■ Exercise instructions ■
Extract every line that includes the string "BUSINESS".

────────

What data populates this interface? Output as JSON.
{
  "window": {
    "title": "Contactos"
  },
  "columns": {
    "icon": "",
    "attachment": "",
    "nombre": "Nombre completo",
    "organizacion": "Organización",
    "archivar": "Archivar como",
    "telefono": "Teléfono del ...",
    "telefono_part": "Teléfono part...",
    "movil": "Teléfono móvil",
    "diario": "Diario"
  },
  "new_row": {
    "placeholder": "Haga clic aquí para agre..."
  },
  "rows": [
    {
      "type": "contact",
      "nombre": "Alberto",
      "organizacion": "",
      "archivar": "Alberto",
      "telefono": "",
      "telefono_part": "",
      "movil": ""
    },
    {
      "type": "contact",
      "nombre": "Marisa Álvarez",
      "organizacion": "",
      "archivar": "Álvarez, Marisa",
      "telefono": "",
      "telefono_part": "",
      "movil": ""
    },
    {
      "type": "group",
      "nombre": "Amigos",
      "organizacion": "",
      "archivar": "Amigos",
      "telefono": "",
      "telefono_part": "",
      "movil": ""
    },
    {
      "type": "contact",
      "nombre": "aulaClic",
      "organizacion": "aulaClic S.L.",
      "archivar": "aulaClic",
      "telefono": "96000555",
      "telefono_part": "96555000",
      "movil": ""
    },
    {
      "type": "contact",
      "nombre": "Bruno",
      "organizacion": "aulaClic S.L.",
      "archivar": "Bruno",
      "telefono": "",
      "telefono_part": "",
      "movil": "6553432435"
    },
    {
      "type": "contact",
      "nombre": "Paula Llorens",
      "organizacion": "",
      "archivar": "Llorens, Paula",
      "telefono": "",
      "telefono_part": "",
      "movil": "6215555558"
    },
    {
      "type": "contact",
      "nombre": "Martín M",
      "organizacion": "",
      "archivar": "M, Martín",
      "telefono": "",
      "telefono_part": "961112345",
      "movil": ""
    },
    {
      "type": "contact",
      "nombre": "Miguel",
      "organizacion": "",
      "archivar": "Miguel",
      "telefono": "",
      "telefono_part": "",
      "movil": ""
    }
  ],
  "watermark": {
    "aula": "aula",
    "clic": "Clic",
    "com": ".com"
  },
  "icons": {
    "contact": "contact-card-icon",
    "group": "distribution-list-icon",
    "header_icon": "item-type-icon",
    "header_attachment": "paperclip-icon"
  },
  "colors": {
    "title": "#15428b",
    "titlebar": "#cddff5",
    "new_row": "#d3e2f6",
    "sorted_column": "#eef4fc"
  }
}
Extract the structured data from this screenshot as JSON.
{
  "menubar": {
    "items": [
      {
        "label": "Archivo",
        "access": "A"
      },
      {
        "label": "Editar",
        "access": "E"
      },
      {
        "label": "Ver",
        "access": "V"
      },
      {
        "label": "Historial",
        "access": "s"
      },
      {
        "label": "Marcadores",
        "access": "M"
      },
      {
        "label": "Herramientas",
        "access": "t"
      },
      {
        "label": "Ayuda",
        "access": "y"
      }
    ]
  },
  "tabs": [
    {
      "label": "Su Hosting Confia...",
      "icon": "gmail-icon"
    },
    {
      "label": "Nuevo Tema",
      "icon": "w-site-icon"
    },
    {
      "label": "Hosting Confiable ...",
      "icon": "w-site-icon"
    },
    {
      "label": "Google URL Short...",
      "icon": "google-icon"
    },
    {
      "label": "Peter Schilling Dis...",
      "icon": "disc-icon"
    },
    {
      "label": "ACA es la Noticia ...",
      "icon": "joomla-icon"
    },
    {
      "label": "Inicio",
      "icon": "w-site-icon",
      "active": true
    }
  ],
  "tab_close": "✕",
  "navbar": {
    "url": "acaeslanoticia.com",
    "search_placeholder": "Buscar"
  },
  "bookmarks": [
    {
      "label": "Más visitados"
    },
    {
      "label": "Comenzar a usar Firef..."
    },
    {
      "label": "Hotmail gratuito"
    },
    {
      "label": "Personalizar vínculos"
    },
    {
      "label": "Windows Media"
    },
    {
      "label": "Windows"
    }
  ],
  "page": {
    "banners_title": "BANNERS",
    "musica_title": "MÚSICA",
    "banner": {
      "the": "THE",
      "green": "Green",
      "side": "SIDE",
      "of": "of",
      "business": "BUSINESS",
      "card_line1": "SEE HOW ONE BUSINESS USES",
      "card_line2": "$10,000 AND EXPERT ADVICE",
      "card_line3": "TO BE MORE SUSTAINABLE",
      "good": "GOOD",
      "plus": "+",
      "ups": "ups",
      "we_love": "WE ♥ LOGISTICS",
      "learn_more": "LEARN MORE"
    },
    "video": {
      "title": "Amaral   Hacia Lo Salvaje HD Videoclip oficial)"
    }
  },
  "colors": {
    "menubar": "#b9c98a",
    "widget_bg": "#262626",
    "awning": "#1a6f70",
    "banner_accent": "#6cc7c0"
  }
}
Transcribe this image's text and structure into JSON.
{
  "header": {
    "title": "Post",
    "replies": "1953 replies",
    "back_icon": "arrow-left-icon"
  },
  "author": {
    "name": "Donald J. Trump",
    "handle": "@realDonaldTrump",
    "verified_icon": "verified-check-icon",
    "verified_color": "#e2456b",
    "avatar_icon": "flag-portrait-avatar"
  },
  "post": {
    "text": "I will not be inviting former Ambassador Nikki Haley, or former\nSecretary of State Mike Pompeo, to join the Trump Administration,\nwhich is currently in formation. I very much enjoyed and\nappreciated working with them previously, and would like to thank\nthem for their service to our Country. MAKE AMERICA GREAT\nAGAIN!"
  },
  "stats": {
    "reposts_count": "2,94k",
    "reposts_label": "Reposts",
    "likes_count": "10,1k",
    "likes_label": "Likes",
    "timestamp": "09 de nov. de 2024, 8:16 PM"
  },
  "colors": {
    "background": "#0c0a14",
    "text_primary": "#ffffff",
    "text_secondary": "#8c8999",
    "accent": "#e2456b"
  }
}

────────

■ Answer to the exercise ■
      "business": "BUSINESS",
      "card_line1": "SEE HOW ONE BUSINESS USES",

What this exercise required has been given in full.